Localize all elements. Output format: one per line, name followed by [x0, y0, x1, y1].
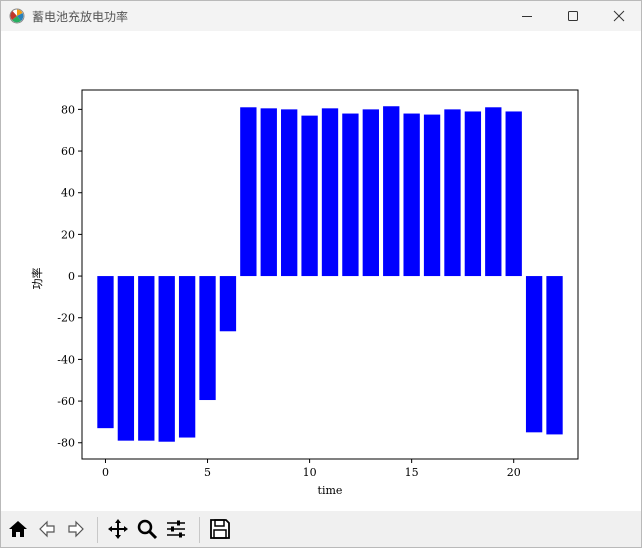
bar [301, 115, 318, 277]
minimize-icon [522, 16, 532, 17]
back-button[interactable] [34, 516, 60, 542]
home-icon [9, 521, 27, 537]
pan-button[interactable] [105, 516, 131, 542]
y-tick-label: 60 [61, 145, 75, 158]
y-tick-label: -40 [57, 353, 75, 366]
bar [178, 276, 196, 438]
zoom-icon [137, 519, 158, 540]
configure-subplots-icon [167, 520, 185, 538]
pan-icon [108, 519, 128, 539]
navigation-toolbar [1, 511, 641, 547]
toolbar-separator [199, 517, 200, 543]
configure-subplots-button[interactable] [163, 516, 189, 542]
bar [219, 276, 237, 332]
bar [546, 276, 563, 435]
bar [117, 276, 135, 441]
x-axis-label: time [318, 484, 343, 497]
y-tick-label: -80 [57, 437, 75, 450]
x-tick-label: 10 [303, 466, 317, 479]
toolbar-separator [97, 517, 98, 543]
bar [138, 276, 155, 441]
x-tick-label: 15 [405, 466, 419, 479]
forward-icon [68, 520, 84, 538]
y-tick-label: 0 [68, 270, 75, 283]
bar [342, 113, 359, 277]
x-tick-label: 20 [507, 466, 521, 479]
bar [199, 276, 216, 401]
zoom-button[interactable] [134, 516, 160, 542]
x-tick-label: 5 [204, 466, 211, 479]
bar [464, 111, 482, 277]
x-tick-label: 0 [102, 466, 109, 479]
bar [423, 114, 441, 277]
close-icon [613, 10, 625, 22]
figure-canvas[interactable]: 0 5 10 15 20 -80 -60 -40 -20 0 20 40 60 80 time 功率 [1, 31, 641, 511]
y-tick-label: 20 [61, 228, 75, 241]
bar [158, 276, 175, 442]
bar [362, 109, 379, 277]
bar [525, 276, 543, 433]
matplotlib-icon [9, 8, 25, 24]
bar [321, 108, 339, 277]
y-axis-label: 功率 [30, 268, 44, 290]
app-window: 蓄电池充放电功率 0 5 10 15 20 -80 -60 -40 -20 0 20 40 60 80 ti… [0, 0, 642, 548]
y-tick-label: -20 [57, 312, 75, 325]
y-tick-label: 80 [61, 103, 75, 116]
maximize-icon [568, 11, 578, 21]
home-button[interactable] [5, 516, 31, 542]
y-tick-label: -60 [57, 395, 75, 408]
forward-button[interactable] [63, 516, 89, 542]
bar [383, 106, 400, 277]
window-title: 蓄电池充放电功率 [32, 10, 129, 24]
minimize-button-real[interactable] [504, 1, 550, 31]
bar [240, 107, 257, 277]
back-icon [39, 520, 55, 538]
save-icon [210, 519, 230, 539]
bar [281, 109, 298, 277]
bar-chart[interactable]: 0 5 10 15 20 -80 -60 -40 -20 0 20 40 60 80 time 功率 [1, 31, 641, 511]
bar [97, 276, 114, 429]
y-tick-label: 40 [61, 187, 75, 200]
maximize-button[interactable] [550, 1, 596, 31]
bar [444, 109, 461, 277]
bar [505, 111, 522, 277]
close-button[interactable] [596, 1, 642, 31]
bar [403, 113, 420, 277]
save-button[interactable] [207, 516, 233, 542]
bar [485, 107, 502, 277]
bar [260, 108, 277, 277]
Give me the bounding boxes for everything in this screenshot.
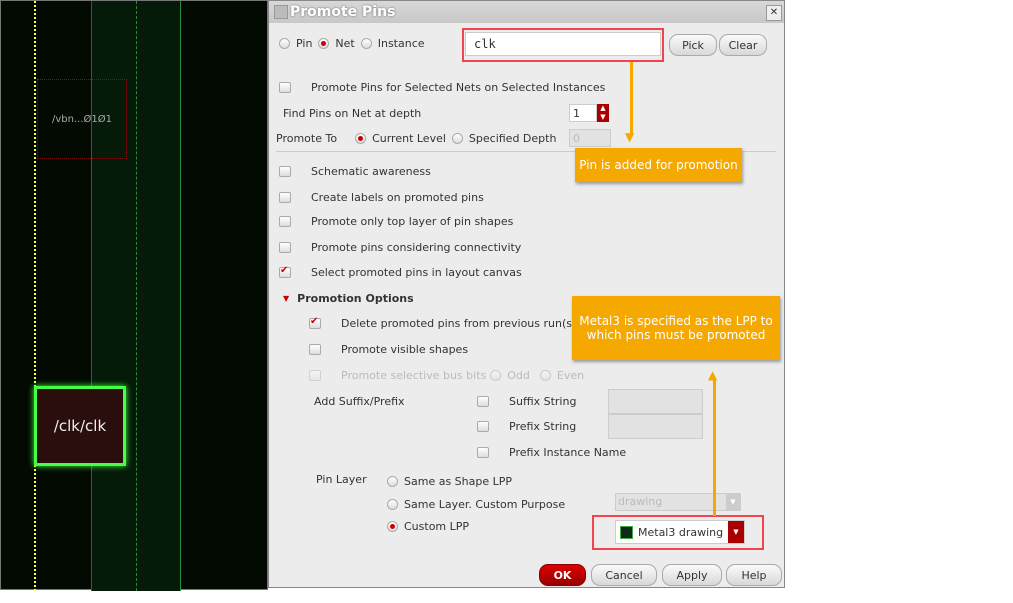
radio-pin[interactable]: [279, 38, 290, 49]
triangle-down-icon: ▼: [283, 294, 290, 303]
cancel-button[interactable]: Cancel: [591, 564, 657, 586]
suffix-string-input[interactable]: [608, 389, 703, 414]
same-layer-label: Same Layer. Custom Purpose: [404, 498, 566, 511]
add-suffix-prefix-label: Add Suffix/Prefix: [314, 395, 405, 408]
clk-label: /clk/clk: [53, 417, 107, 435]
select-promoted-checkbox[interactable]: [279, 265, 291, 278]
callout-pin-added: Pin is added for promotion: [575, 148, 742, 182]
promote-visible-checkbox[interactable]: [309, 344, 321, 355]
radio-net[interactable]: [318, 38, 330, 49]
same-shape-label: Same as Shape LPP: [404, 475, 513, 488]
selective-bus-label: Promote selective bus bits: [341, 369, 487, 382]
current-level-label: Current Level: [372, 132, 446, 145]
delete-previous-label: Delete promoted pins from previous run(s…: [341, 317, 577, 330]
find-depth-label: Find Pins on Net at depth: [283, 107, 422, 120]
option-label: Promote only top layer of pin shapes: [311, 215, 514, 228]
promote-to-label: Promote To: [276, 132, 338, 145]
option-label: Select promoted pins in layout canvas: [311, 266, 522, 279]
specified-depth-label: Specified Depth: [468, 132, 557, 145]
depth-spinner-arrows-icon[interactable]: ▲ ▼: [597, 104, 609, 122]
prefix-instance-checkbox[interactable]: [477, 447, 489, 458]
net-input-highlight: [462, 28, 664, 62]
ok-button[interactable]: OK: [539, 564, 586, 586]
arrow-line: [630, 62, 633, 136]
custom-lpp-label: Custom LPP: [404, 520, 470, 533]
chevron-down-icon: ▼: [726, 494, 740, 510]
arrow-down-icon: ▼: [625, 130, 635, 144]
pick-button[interactable]: Pick: [669, 34, 717, 56]
delete-previous-checkbox[interactable]: [309, 316, 321, 329]
promote-visible-label: Promote visible shapes: [341, 343, 469, 356]
vbn-pin-shape[interactable]: /vbn...Ø1Ø1: [37, 79, 127, 159]
prefix-string-input[interactable]: [608, 414, 703, 439]
schematic-awareness-checkbox[interactable]: [279, 166, 291, 177]
specified-depth-spinbox[interactable]: 0: [569, 129, 611, 147]
radio-custom-lpp[interactable]: [387, 521, 398, 532]
promote-selected-label: Promote Pins for Selected Nets on Select…: [311, 81, 606, 94]
radio-even[interactable]: [539, 370, 551, 381]
dialog-title: Promote Pins: [290, 4, 396, 20]
purpose-value: drawing: [618, 495, 663, 508]
prefix-string-checkbox[interactable]: [477, 421, 489, 432]
radio-current-level[interactable]: [355, 133, 367, 144]
arrow-line: [713, 378, 716, 516]
selective-bus-checkbox[interactable]: [309, 370, 321, 381]
purpose-dropdown[interactable]: drawing ▼: [615, 493, 741, 511]
clear-button[interactable]: Clear: [719, 34, 767, 56]
radio-same-shape[interactable]: [387, 476, 398, 487]
radio-pin-label: Pin: [296, 37, 313, 50]
callout-metal3: Metal3 is specified as the LPP to which …: [572, 296, 780, 360]
help-button[interactable]: Help: [726, 564, 782, 586]
option-label: Schematic awareness: [311, 165, 431, 178]
promote-pins-dialog: Promote Pins ✕ Pin Net Instance clk Pick…: [268, 0, 785, 588]
pin-layer-label: Pin Layer: [316, 473, 367, 486]
connectivity-checkbox[interactable]: [279, 242, 291, 253]
top-layer-checkbox[interactable]: [279, 216, 291, 227]
suffix-string-label: Suffix String: [509, 395, 577, 408]
option-label: Create labels on promoted pins: [311, 191, 484, 204]
suffix-string-checkbox[interactable]: [477, 396, 489, 407]
radio-same-layer[interactable]: [387, 499, 398, 510]
promote-selected-checkbox[interactable]: [279, 82, 291, 93]
vbn-label: /vbn...Ø1Ø1: [52, 113, 112, 125]
even-label: Even: [556, 369, 585, 382]
title-bar[interactable]: Promote Pins ✕: [269, 1, 784, 23]
promotion-options-label: Promotion Options: [297, 292, 414, 305]
lpp-highlight: [592, 515, 764, 550]
promotion-options-toggle[interactable]: ▼ Promotion Options: [283, 292, 414, 305]
prefix-string-label: Prefix String: [509, 420, 577, 433]
radio-specified-depth[interactable]: [451, 133, 463, 144]
odd-label: Odd: [507, 369, 530, 382]
radio-net-label: Net: [335, 37, 355, 50]
find-depth-spinbox[interactable]: 1: [569, 104, 597, 122]
clk-pin-shape[interactable]: /clk/clk: [34, 386, 126, 466]
center-line: [136, 1, 137, 591]
option-label: Promote pins considering connectivity: [311, 241, 522, 254]
apply-button[interactable]: Apply: [662, 564, 722, 586]
arrow-up-icon: ▲: [708, 368, 718, 382]
layout-canvas[interactable]: /vbn...Ø1Ø1 /clk/clk: [0, 0, 268, 591]
create-labels-checkbox[interactable]: [279, 192, 291, 203]
radio-instance-label: Instance: [377, 37, 425, 50]
close-button[interactable]: ✕: [766, 5, 782, 21]
radio-instance[interactable]: [360, 38, 372, 49]
window-menu-icon[interactable]: [274, 5, 288, 19]
prefix-instance-label: Prefix Instance Name: [509, 446, 627, 459]
radio-odd[interactable]: [490, 370, 502, 381]
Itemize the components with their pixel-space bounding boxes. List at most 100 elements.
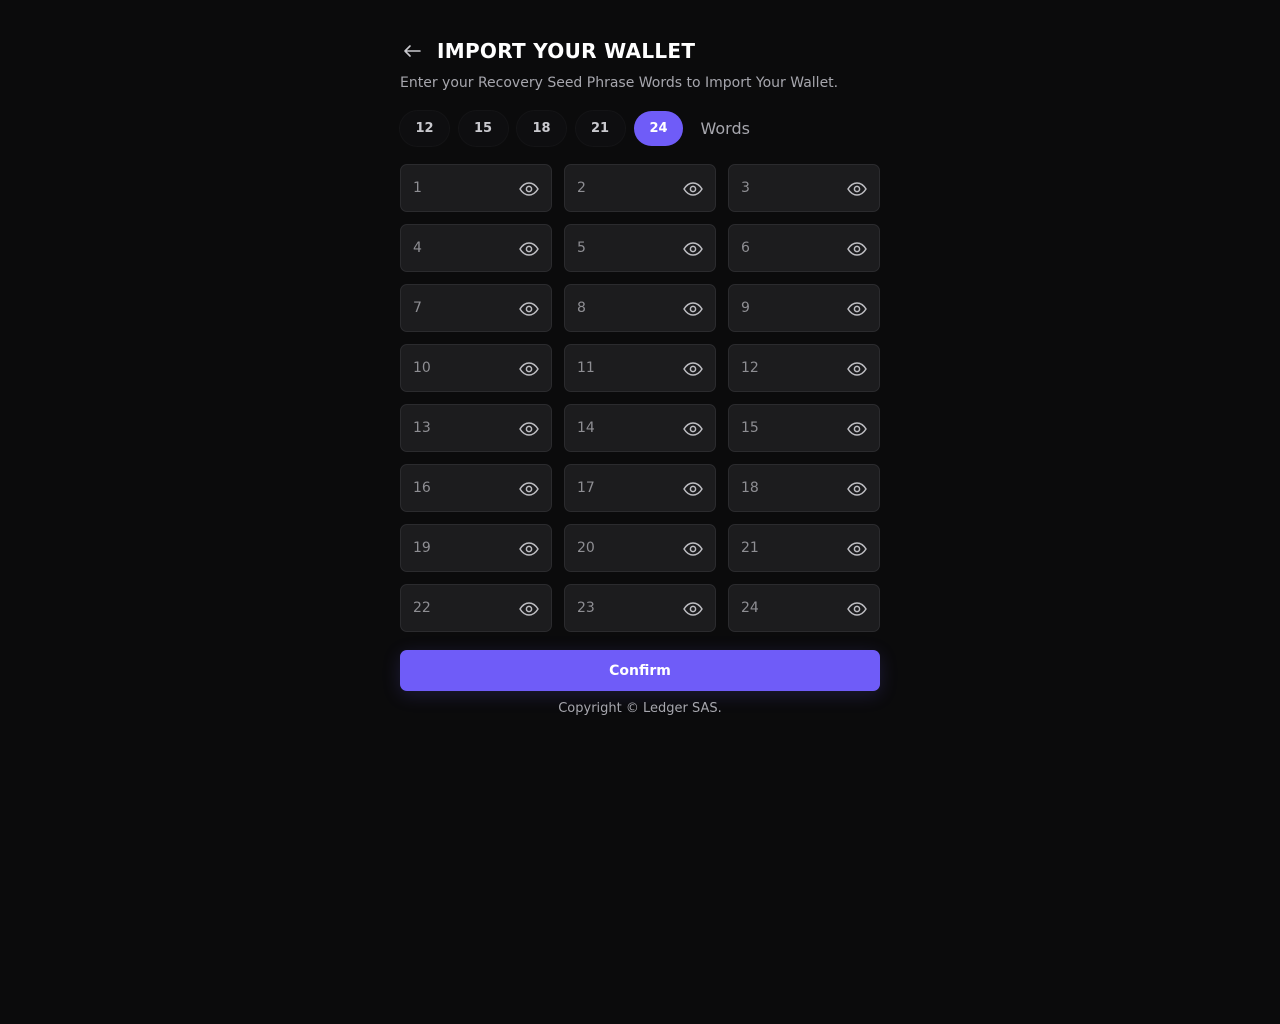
eye-icon xyxy=(519,422,539,436)
seed-word-field xyxy=(564,284,716,332)
eye-icon xyxy=(847,542,867,556)
eye-icon xyxy=(519,542,539,556)
seed-word-input[interactable] xyxy=(401,225,511,271)
word-count-12-button[interactable]: 12 xyxy=(400,111,449,146)
seed-word-input[interactable] xyxy=(729,285,839,331)
eye-icon xyxy=(847,602,867,616)
seed-word-field xyxy=(728,224,880,272)
eye-icon xyxy=(519,482,539,496)
seed-word-input[interactable] xyxy=(565,345,675,391)
seed-word-field xyxy=(400,284,552,332)
seed-word-input[interactable] xyxy=(729,465,839,511)
seed-word-input[interactable] xyxy=(729,225,839,271)
seed-word-input[interactable] xyxy=(565,585,675,631)
page-subtitle: Enter your Recovery Seed Phrase Words to… xyxy=(400,75,839,91)
seed-word-input[interactable] xyxy=(401,345,511,391)
seed-word-field xyxy=(400,224,552,272)
seed-word-input[interactable] xyxy=(729,165,839,211)
page-title: IMPORT YOUR WALLET xyxy=(437,39,696,63)
eye-icon xyxy=(519,602,539,616)
toggle-visibility-button[interactable] xyxy=(846,178,868,200)
seed-word-input[interactable] xyxy=(401,165,511,211)
seed-word-field xyxy=(564,404,716,452)
toggle-visibility-button[interactable] xyxy=(682,418,704,440)
toggle-visibility-button[interactable] xyxy=(518,298,540,320)
toggle-visibility-button[interactable] xyxy=(682,298,704,320)
toggle-visibility-button[interactable] xyxy=(846,358,868,380)
seed-word-input[interactable] xyxy=(729,525,839,571)
eye-icon xyxy=(683,542,703,556)
toggle-visibility-button[interactable] xyxy=(518,418,540,440)
seed-word-field xyxy=(564,344,716,392)
eye-icon xyxy=(847,482,867,496)
toggle-visibility-button[interactable] xyxy=(518,478,540,500)
seed-word-input[interactable] xyxy=(565,225,675,271)
seed-word-field xyxy=(728,284,880,332)
eye-icon xyxy=(683,482,703,496)
word-count-24-button[interactable]: 24 xyxy=(634,111,683,146)
toggle-visibility-button[interactable] xyxy=(846,538,868,560)
seed-word-input[interactable] xyxy=(565,165,675,211)
word-count-18-button[interactable]: 18 xyxy=(517,111,566,146)
eye-icon xyxy=(847,302,867,316)
eye-icon xyxy=(683,362,703,376)
seed-word-field xyxy=(400,344,552,392)
seed-word-grid xyxy=(400,164,880,632)
toggle-visibility-button[interactable] xyxy=(682,238,704,260)
seed-word-input[interactable] xyxy=(401,585,511,631)
seed-word-field xyxy=(400,464,552,512)
seed-word-input[interactable] xyxy=(565,285,675,331)
toggle-visibility-button[interactable] xyxy=(846,238,868,260)
eye-icon xyxy=(683,182,703,196)
back-button[interactable] xyxy=(400,39,424,63)
toggle-visibility-button[interactable] xyxy=(518,598,540,620)
toggle-visibility-button[interactable] xyxy=(846,478,868,500)
word-count-label: Words xyxy=(700,119,750,138)
seed-word-input[interactable] xyxy=(565,525,675,571)
toggle-visibility-button[interactable] xyxy=(518,178,540,200)
seed-word-field xyxy=(728,524,880,572)
seed-word-field xyxy=(400,524,552,572)
toggle-visibility-button[interactable] xyxy=(518,238,540,260)
seed-word-input[interactable] xyxy=(729,405,839,451)
eye-icon xyxy=(847,182,867,196)
word-count-selector: 12 15 18 21 24 Words xyxy=(400,111,750,146)
toggle-visibility-button[interactable] xyxy=(846,418,868,440)
toggle-visibility-button[interactable] xyxy=(682,358,704,380)
seed-word-field xyxy=(564,584,716,632)
seed-word-field xyxy=(728,584,880,632)
copyright-footer: Copyright © Ledger SAS. xyxy=(558,701,722,716)
seed-word-input[interactable] xyxy=(401,405,511,451)
seed-word-input[interactable] xyxy=(729,585,839,631)
seed-word-field xyxy=(564,164,716,212)
toggle-visibility-button[interactable] xyxy=(682,478,704,500)
seed-word-field xyxy=(400,404,552,452)
toggle-visibility-button[interactable] xyxy=(682,178,704,200)
seed-word-field xyxy=(564,524,716,572)
seed-word-field xyxy=(400,164,552,212)
toggle-visibility-button[interactable] xyxy=(518,358,540,380)
header: IMPORT YOUR WALLET xyxy=(400,38,695,64)
seed-word-input[interactable] xyxy=(565,465,675,511)
seed-word-input[interactable] xyxy=(401,285,511,331)
seed-word-input[interactable] xyxy=(401,525,511,571)
toggle-visibility-button[interactable] xyxy=(846,298,868,320)
arrow-left-icon xyxy=(404,45,421,57)
eye-icon xyxy=(519,242,539,256)
toggle-visibility-button[interactable] xyxy=(846,598,868,620)
eye-icon xyxy=(683,302,703,316)
confirm-button[interactable]: Confirm xyxy=(400,650,880,691)
seed-word-input[interactable] xyxy=(565,405,675,451)
seed-word-input[interactable] xyxy=(729,345,839,391)
eye-icon xyxy=(519,182,539,196)
toggle-visibility-button[interactable] xyxy=(518,538,540,560)
eye-icon xyxy=(847,422,867,436)
toggle-visibility-button[interactable] xyxy=(682,538,704,560)
eye-icon xyxy=(519,302,539,316)
toggle-visibility-button[interactable] xyxy=(682,598,704,620)
seed-word-field xyxy=(728,464,880,512)
word-count-15-button[interactable]: 15 xyxy=(458,111,508,146)
seed-word-input[interactable] xyxy=(401,465,511,511)
seed-word-field xyxy=(728,344,880,392)
word-count-21-button[interactable]: 21 xyxy=(575,111,625,146)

▶ Directions
Copy out, unchanged, the stretch of the records from the line containing "eye-icon xyxy=(519,422,539,436)" through the line containing "seed-word-input[interactable] xyxy=(565,345,675,391)", including both of those lines.

▶ Solution below
eye-icon xyxy=(519,422,539,436)
seed-word-field xyxy=(564,284,716,332)
eye-icon xyxy=(847,542,867,556)
eye-icon xyxy=(519,542,539,556)
seed-word-input[interactable] xyxy=(401,225,511,271)
word-count-12-button[interactable]: 12 xyxy=(400,111,449,146)
seed-word-input[interactable] xyxy=(729,285,839,331)
eye-icon xyxy=(847,602,867,616)
seed-word-field xyxy=(728,224,880,272)
eye-icon xyxy=(519,482,539,496)
seed-word-input[interactable] xyxy=(565,345,675,391)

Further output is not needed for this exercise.